-- Begin MATERIAL FOR THIS TASK --

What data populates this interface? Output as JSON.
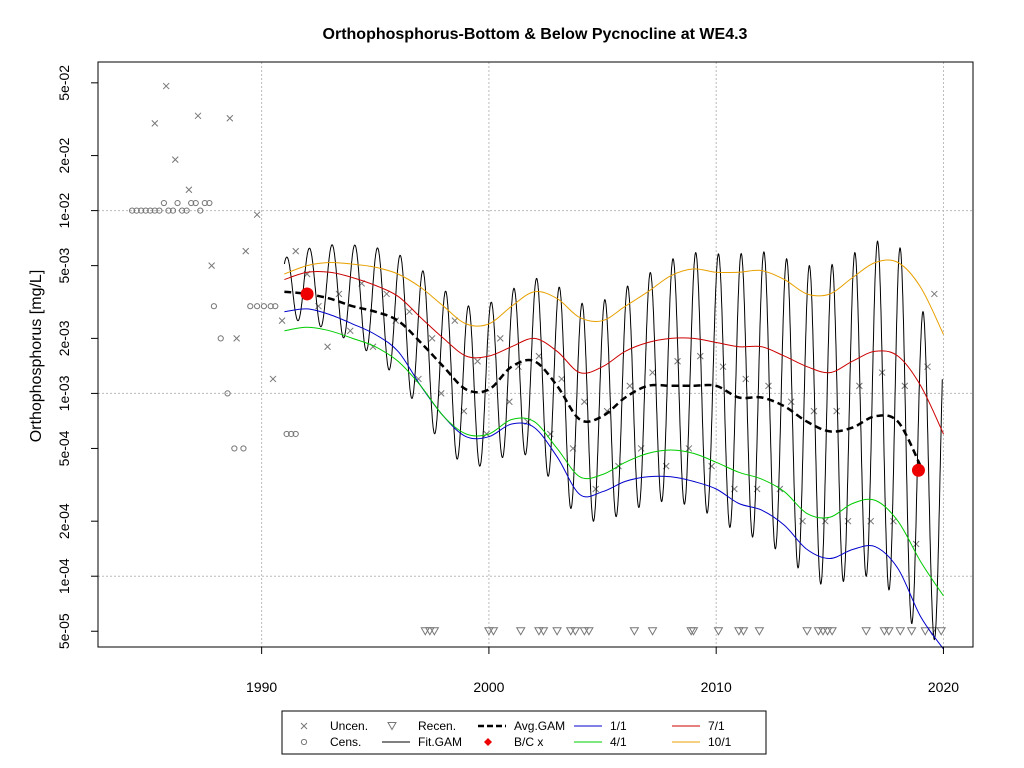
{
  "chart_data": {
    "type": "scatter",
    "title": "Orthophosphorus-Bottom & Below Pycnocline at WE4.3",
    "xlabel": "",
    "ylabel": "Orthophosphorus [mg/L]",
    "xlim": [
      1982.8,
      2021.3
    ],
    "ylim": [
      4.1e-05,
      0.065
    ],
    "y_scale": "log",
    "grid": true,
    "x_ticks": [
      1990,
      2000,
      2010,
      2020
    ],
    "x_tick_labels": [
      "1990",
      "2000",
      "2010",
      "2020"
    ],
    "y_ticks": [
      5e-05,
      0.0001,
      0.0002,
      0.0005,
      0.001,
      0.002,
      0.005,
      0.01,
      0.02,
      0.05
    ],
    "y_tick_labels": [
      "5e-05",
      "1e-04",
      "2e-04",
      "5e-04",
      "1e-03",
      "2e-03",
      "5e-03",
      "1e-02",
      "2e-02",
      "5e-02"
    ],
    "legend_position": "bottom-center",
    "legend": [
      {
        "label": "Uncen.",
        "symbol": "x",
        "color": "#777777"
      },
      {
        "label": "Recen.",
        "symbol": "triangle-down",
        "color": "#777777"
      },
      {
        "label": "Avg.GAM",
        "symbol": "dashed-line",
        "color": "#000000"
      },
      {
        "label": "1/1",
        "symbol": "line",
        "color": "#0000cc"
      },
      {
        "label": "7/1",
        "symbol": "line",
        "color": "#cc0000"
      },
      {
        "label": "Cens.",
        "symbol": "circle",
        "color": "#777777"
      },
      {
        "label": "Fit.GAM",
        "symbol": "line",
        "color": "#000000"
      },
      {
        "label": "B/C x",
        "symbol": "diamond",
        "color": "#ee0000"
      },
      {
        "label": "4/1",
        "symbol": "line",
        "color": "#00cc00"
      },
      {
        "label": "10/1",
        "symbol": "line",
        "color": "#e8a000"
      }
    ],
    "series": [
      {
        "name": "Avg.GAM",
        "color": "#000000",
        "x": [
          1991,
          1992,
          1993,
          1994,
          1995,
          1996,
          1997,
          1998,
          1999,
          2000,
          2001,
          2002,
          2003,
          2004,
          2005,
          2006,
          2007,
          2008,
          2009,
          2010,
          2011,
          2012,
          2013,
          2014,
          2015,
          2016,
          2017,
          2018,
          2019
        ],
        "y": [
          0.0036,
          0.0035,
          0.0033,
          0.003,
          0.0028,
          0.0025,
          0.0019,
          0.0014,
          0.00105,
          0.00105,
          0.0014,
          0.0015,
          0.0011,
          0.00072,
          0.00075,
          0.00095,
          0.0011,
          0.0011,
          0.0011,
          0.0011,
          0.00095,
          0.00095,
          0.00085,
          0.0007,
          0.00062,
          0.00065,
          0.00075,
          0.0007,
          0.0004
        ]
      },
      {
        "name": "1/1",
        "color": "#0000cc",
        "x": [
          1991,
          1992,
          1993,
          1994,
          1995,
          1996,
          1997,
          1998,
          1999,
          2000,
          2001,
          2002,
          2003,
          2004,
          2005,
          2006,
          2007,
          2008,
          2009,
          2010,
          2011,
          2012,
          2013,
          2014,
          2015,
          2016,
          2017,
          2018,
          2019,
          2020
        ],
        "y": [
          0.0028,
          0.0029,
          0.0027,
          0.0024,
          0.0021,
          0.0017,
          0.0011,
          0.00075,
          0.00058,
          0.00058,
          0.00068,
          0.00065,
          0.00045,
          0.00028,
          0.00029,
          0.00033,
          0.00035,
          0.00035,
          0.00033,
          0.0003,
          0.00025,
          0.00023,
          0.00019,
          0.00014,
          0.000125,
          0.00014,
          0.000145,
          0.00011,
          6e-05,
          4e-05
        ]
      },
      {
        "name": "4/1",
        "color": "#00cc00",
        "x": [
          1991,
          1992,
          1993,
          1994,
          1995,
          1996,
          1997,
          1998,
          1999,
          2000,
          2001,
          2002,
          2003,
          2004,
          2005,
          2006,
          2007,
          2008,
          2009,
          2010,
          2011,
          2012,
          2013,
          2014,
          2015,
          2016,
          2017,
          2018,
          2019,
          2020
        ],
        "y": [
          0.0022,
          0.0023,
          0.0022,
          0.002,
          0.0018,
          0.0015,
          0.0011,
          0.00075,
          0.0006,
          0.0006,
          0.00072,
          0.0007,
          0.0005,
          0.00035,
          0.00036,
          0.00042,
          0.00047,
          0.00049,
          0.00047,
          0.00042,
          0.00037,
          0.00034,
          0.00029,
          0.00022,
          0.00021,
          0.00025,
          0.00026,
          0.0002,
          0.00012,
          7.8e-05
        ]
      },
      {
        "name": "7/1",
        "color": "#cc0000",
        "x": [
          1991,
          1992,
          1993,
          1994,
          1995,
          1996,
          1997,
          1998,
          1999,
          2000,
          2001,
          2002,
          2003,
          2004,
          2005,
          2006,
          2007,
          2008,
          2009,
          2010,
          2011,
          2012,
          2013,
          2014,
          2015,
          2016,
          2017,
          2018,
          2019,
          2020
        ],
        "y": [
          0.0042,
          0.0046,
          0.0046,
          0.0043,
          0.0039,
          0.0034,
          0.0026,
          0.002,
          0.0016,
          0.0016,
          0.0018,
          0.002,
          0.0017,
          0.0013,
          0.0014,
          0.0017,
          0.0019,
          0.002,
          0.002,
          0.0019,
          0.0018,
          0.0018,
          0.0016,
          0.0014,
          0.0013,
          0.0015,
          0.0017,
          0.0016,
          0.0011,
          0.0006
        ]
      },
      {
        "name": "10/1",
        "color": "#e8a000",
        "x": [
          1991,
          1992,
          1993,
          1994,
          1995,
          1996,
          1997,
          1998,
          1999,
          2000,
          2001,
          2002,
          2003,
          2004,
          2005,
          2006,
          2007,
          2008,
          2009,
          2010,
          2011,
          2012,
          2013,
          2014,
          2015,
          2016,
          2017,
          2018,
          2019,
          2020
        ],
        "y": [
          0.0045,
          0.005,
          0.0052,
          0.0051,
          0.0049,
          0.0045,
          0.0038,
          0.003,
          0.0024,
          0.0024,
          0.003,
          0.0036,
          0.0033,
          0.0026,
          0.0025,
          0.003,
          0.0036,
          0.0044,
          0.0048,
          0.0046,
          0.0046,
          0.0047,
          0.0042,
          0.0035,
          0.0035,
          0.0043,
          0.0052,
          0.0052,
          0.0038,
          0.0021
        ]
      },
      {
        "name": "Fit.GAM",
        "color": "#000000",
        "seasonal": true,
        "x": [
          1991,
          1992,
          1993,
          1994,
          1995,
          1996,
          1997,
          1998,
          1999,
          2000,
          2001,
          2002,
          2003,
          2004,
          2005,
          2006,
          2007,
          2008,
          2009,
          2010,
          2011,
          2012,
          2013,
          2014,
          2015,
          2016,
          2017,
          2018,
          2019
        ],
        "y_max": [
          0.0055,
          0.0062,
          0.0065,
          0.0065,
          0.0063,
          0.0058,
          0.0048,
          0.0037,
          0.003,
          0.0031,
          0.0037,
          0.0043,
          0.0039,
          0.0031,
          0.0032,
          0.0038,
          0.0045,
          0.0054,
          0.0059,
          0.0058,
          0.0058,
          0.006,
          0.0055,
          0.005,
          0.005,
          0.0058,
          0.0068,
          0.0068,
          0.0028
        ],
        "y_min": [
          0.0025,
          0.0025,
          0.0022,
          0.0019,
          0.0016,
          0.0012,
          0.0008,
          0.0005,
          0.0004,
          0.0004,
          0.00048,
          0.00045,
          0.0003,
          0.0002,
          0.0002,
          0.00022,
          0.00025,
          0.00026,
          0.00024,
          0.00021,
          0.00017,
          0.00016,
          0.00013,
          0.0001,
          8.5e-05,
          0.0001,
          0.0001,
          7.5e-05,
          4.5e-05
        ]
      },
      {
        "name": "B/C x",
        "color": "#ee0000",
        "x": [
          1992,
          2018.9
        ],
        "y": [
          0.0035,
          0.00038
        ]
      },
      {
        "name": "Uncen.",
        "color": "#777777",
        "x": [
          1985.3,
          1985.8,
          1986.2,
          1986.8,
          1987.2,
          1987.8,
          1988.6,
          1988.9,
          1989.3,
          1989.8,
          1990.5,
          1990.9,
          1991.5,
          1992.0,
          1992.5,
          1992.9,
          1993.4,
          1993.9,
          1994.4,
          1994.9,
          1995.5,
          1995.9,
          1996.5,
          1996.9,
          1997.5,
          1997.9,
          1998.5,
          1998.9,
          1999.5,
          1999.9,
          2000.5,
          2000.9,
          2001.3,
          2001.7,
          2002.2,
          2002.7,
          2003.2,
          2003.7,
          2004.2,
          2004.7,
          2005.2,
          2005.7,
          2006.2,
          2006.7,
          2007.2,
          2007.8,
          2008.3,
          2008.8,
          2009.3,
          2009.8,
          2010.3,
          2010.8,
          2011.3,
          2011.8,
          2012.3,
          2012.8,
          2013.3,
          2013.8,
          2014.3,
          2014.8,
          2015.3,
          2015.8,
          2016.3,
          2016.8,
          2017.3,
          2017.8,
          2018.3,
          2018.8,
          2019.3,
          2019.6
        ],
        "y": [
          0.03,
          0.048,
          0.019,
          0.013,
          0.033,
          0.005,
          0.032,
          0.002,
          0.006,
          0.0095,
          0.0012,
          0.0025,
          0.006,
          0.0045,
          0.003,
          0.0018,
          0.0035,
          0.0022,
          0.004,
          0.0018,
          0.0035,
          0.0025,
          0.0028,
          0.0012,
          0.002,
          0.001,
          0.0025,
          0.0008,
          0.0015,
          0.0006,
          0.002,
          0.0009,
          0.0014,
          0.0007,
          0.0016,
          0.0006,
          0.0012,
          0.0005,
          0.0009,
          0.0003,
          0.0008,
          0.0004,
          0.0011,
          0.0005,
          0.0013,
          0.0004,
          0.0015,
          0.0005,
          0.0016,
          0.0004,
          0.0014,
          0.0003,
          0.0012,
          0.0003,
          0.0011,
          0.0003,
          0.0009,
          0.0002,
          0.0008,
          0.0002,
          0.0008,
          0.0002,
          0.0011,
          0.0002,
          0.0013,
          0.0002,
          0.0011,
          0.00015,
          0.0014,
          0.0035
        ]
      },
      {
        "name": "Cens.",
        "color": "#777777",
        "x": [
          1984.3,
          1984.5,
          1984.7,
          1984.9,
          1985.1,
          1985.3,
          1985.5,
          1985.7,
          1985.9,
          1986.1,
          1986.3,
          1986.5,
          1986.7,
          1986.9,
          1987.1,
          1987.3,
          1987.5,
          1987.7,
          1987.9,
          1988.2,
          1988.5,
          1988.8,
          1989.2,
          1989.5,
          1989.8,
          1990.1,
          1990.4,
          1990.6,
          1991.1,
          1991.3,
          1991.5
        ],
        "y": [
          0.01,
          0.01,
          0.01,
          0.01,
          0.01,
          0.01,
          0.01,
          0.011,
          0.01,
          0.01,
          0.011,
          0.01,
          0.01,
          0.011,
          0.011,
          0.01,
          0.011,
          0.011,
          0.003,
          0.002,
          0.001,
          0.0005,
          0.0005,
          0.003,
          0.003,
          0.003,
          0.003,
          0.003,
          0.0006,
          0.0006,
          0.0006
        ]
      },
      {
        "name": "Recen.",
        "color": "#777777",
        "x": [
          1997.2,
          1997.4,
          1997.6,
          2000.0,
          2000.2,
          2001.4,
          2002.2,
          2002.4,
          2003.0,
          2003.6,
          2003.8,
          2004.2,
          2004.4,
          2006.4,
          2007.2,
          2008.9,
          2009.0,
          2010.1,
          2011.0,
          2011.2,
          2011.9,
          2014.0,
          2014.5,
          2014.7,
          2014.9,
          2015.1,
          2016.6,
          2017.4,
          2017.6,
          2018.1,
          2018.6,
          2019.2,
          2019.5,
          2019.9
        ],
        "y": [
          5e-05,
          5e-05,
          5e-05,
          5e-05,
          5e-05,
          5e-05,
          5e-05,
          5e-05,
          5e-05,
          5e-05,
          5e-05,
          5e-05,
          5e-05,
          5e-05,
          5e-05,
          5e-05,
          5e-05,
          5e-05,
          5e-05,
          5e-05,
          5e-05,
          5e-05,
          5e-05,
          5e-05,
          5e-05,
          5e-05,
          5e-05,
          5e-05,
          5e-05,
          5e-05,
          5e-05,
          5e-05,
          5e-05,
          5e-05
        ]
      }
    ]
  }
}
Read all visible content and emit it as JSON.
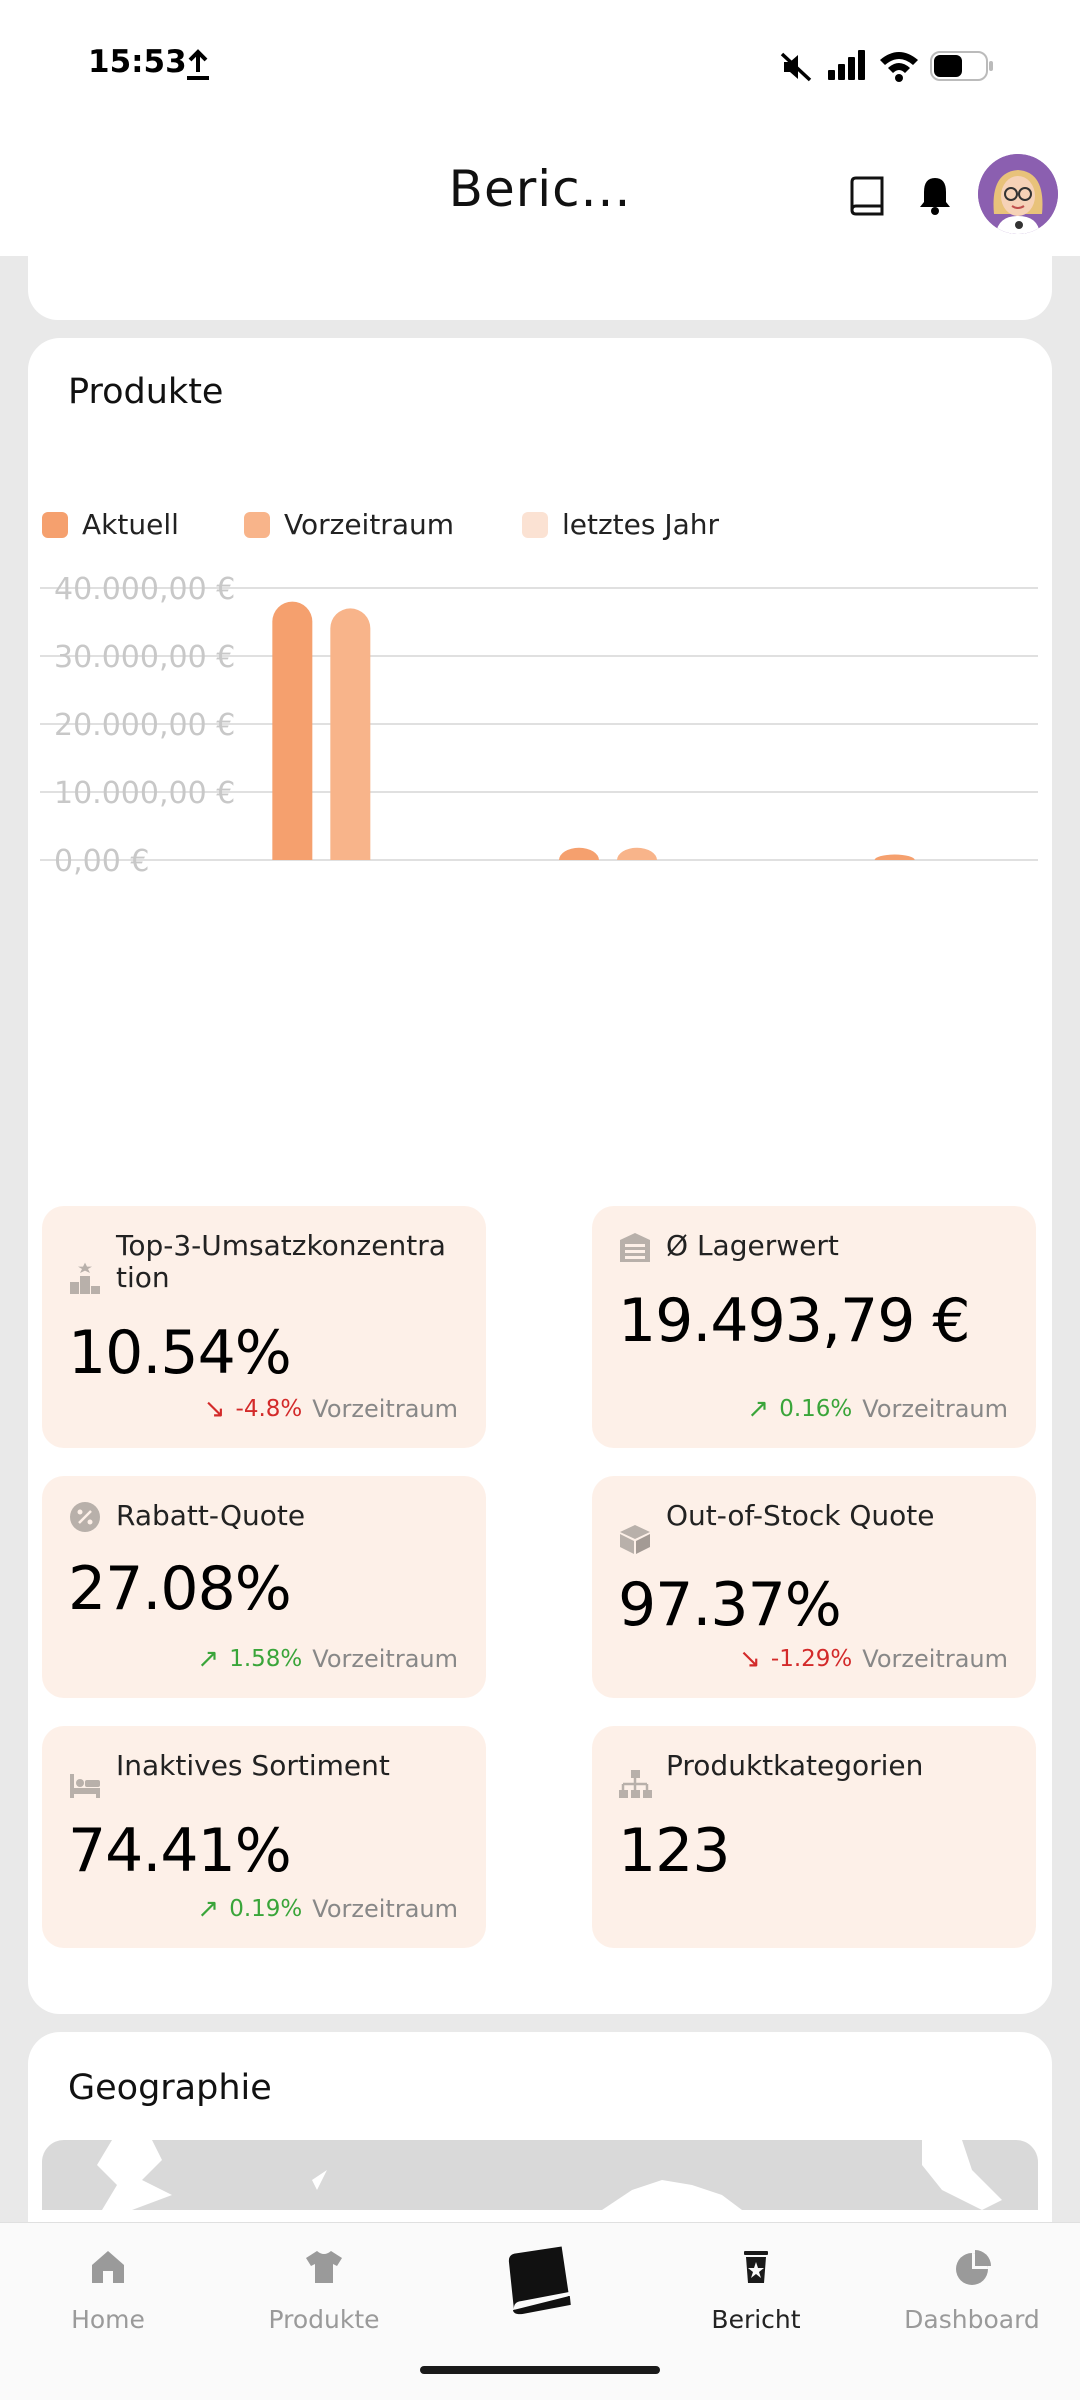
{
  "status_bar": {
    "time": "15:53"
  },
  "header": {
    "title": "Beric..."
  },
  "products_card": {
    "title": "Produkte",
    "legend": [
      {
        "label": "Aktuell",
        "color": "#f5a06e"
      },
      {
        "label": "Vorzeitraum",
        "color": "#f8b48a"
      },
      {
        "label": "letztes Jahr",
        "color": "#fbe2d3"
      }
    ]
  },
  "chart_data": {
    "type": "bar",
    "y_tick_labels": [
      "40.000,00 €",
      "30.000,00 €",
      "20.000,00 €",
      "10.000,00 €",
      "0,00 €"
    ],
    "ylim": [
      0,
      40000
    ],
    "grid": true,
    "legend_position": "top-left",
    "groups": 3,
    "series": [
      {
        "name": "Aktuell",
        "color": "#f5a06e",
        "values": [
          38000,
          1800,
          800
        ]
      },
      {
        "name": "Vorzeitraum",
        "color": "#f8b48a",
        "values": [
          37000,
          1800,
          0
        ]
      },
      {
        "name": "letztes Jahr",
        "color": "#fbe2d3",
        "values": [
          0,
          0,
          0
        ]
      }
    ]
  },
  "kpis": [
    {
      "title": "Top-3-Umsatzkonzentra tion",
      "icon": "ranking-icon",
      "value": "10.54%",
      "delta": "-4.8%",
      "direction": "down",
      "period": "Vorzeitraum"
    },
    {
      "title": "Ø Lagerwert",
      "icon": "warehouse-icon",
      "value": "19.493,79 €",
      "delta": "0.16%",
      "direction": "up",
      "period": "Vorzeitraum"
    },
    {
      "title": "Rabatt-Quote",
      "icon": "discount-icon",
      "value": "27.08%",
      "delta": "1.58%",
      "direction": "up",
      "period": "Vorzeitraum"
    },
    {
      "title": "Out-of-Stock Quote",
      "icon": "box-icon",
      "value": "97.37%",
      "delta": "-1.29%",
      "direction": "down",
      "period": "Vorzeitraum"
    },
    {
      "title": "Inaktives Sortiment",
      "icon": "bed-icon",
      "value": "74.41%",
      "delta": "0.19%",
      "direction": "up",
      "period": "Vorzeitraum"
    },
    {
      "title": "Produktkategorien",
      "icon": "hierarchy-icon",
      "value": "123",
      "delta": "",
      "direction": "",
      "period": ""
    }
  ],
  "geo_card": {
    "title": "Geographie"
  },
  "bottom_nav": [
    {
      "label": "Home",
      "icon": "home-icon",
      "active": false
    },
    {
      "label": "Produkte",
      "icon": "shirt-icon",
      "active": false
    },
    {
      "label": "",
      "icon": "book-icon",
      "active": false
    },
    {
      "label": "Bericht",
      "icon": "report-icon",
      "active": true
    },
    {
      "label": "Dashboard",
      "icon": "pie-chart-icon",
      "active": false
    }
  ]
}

-- End MATERIAL FOR THIS TASK --

__INSTRUCTIONS FOR THE TASK__
Determine how many lines include the word "true" and report that number by itself.

__REPLY TO THE EXERCISE__
4